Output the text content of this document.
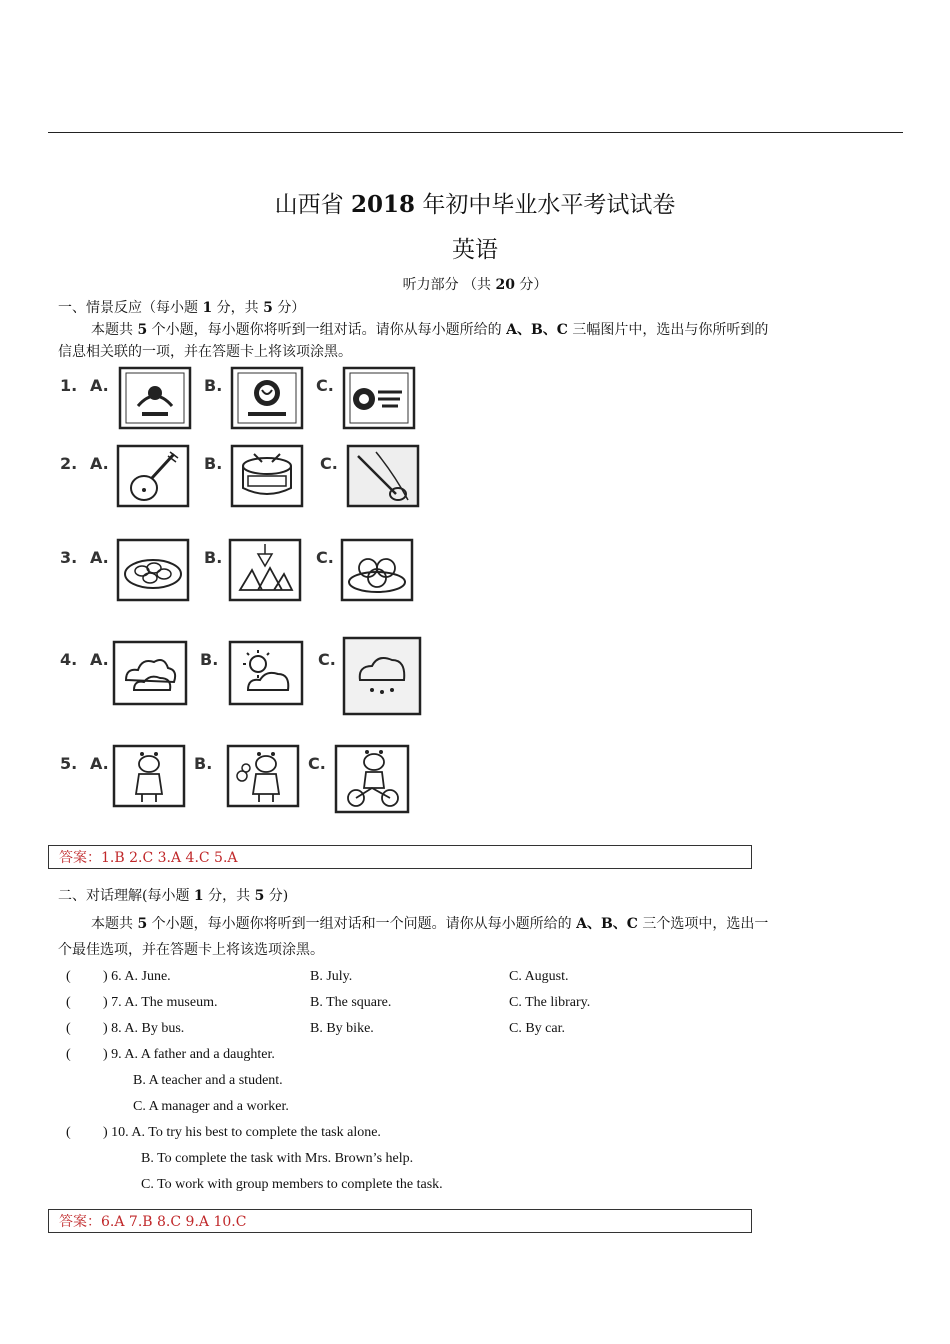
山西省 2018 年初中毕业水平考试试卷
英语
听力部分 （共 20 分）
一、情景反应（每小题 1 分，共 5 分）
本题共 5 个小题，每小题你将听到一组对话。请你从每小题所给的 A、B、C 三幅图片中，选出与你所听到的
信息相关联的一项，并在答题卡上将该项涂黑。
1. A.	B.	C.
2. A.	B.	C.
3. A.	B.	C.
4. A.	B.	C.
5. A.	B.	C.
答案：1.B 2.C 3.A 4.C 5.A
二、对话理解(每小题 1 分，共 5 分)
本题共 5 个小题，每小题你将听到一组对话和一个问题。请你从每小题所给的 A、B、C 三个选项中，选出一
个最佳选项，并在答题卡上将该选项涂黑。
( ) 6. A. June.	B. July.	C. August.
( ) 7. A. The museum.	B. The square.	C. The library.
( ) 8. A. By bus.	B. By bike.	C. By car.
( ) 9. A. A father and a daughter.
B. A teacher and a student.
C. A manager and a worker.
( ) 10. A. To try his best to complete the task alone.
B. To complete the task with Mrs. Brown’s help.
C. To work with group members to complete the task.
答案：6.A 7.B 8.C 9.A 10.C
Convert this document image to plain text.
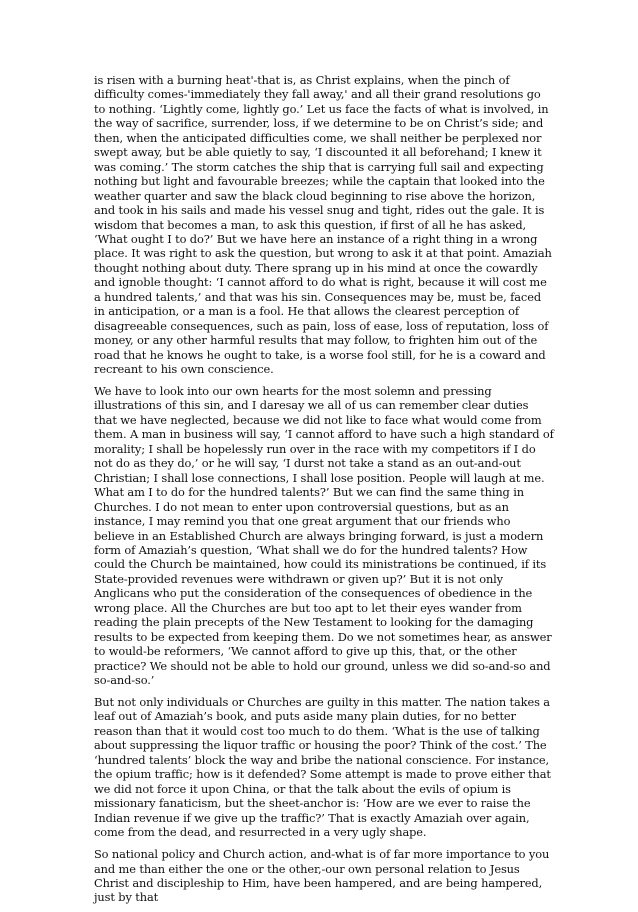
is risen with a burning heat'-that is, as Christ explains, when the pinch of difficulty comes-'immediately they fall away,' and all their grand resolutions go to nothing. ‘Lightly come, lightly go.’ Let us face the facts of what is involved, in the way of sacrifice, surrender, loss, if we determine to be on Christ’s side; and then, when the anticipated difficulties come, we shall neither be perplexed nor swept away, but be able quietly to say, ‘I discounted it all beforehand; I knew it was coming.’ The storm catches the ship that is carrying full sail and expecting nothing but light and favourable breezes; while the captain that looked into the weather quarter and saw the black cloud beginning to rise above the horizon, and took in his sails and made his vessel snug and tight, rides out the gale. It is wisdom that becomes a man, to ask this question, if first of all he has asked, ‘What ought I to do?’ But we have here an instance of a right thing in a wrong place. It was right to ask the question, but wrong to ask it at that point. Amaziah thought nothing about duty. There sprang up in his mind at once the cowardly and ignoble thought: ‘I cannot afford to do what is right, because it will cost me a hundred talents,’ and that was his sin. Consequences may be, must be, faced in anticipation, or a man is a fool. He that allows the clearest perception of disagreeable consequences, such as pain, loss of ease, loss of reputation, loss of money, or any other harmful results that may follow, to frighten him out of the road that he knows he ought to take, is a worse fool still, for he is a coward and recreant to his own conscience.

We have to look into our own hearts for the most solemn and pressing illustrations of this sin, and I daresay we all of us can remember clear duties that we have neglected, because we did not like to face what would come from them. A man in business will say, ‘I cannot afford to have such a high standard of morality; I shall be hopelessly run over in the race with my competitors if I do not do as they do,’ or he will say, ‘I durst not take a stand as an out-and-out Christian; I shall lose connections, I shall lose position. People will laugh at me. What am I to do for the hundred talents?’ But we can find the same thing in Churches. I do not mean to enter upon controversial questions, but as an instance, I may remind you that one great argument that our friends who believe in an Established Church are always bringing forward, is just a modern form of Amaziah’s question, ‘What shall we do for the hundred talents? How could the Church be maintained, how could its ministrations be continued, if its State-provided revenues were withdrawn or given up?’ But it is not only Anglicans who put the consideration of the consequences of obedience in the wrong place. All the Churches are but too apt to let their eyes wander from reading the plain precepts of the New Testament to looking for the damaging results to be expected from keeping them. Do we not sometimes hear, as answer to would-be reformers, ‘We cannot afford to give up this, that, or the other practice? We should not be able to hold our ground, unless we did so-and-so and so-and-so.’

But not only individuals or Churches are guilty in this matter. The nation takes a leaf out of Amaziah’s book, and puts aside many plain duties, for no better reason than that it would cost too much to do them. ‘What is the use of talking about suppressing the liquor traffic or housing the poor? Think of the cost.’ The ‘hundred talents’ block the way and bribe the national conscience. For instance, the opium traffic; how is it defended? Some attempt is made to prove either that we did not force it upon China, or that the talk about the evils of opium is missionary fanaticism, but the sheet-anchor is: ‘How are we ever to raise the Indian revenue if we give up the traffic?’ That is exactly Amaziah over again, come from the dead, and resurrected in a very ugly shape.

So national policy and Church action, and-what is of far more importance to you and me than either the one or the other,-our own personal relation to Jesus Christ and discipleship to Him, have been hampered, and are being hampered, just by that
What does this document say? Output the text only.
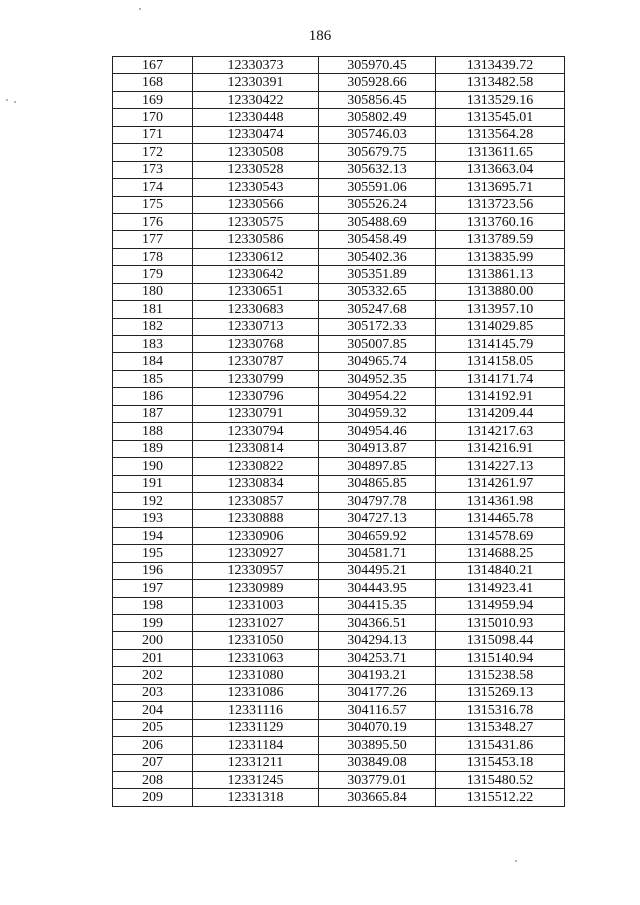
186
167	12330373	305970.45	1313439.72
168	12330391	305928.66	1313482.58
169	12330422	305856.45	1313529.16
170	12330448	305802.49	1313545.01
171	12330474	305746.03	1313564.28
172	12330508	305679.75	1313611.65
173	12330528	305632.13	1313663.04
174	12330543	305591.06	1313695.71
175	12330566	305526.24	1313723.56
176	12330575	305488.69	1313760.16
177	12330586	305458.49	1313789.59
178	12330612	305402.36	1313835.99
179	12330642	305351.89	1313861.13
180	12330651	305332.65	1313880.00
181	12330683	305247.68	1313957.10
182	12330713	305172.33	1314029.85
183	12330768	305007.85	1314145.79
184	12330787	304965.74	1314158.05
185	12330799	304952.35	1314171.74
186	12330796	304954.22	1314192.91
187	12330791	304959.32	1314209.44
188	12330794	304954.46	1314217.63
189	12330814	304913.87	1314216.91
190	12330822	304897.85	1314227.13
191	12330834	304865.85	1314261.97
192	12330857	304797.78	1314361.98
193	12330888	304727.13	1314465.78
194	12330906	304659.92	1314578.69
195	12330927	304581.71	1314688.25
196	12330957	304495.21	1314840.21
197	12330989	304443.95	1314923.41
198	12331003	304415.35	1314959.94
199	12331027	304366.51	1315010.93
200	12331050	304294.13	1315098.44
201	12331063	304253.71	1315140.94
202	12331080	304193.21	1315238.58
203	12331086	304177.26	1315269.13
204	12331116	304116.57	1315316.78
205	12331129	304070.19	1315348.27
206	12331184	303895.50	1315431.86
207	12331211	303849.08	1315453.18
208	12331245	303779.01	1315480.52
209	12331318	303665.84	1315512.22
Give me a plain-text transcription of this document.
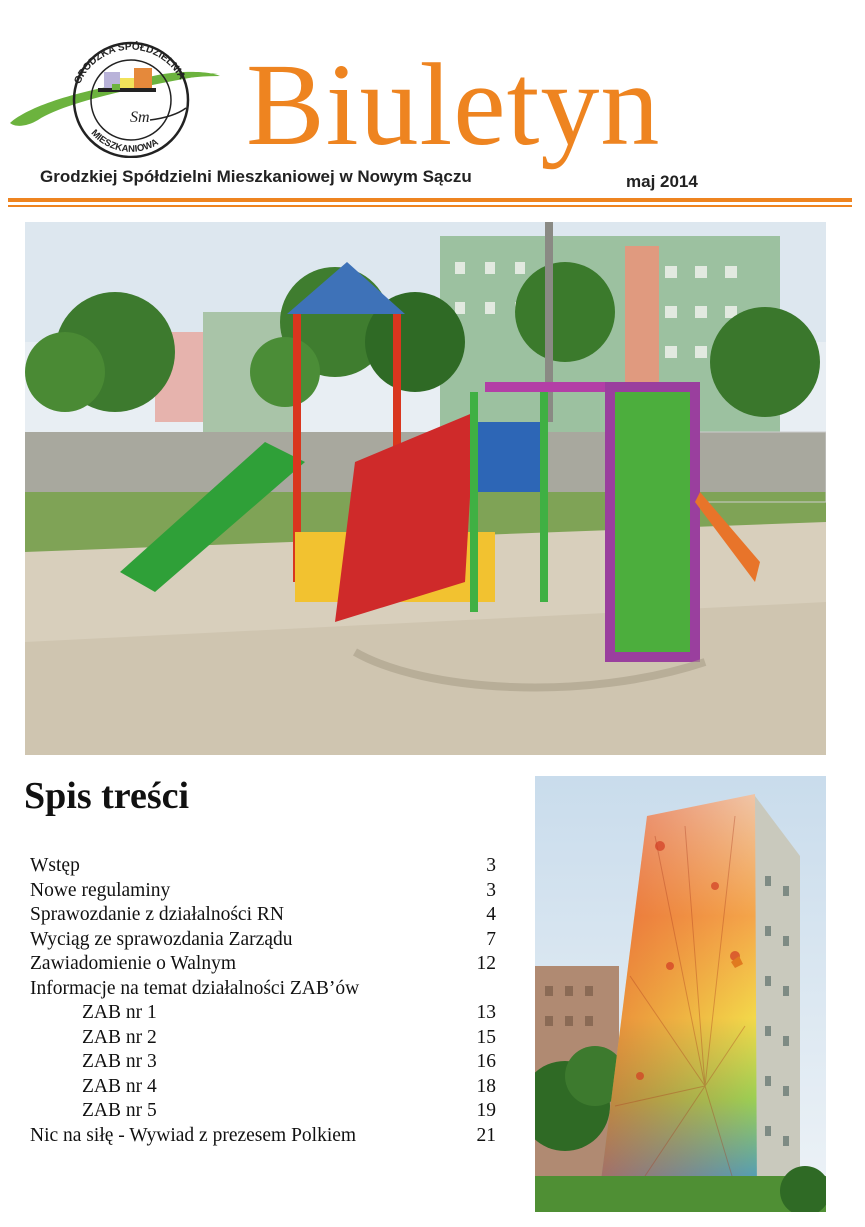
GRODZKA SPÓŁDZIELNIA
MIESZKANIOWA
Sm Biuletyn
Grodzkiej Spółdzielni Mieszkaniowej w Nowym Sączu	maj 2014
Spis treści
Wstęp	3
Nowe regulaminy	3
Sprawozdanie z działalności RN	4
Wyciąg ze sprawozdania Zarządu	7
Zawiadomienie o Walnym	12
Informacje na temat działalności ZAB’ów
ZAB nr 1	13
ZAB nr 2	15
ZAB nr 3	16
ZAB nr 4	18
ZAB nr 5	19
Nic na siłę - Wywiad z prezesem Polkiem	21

□ □ □ □ □ □ □

### Stated problem:
Find every line in the records that has the string "text", then state how many there are and nothing else.

### Correct result:
4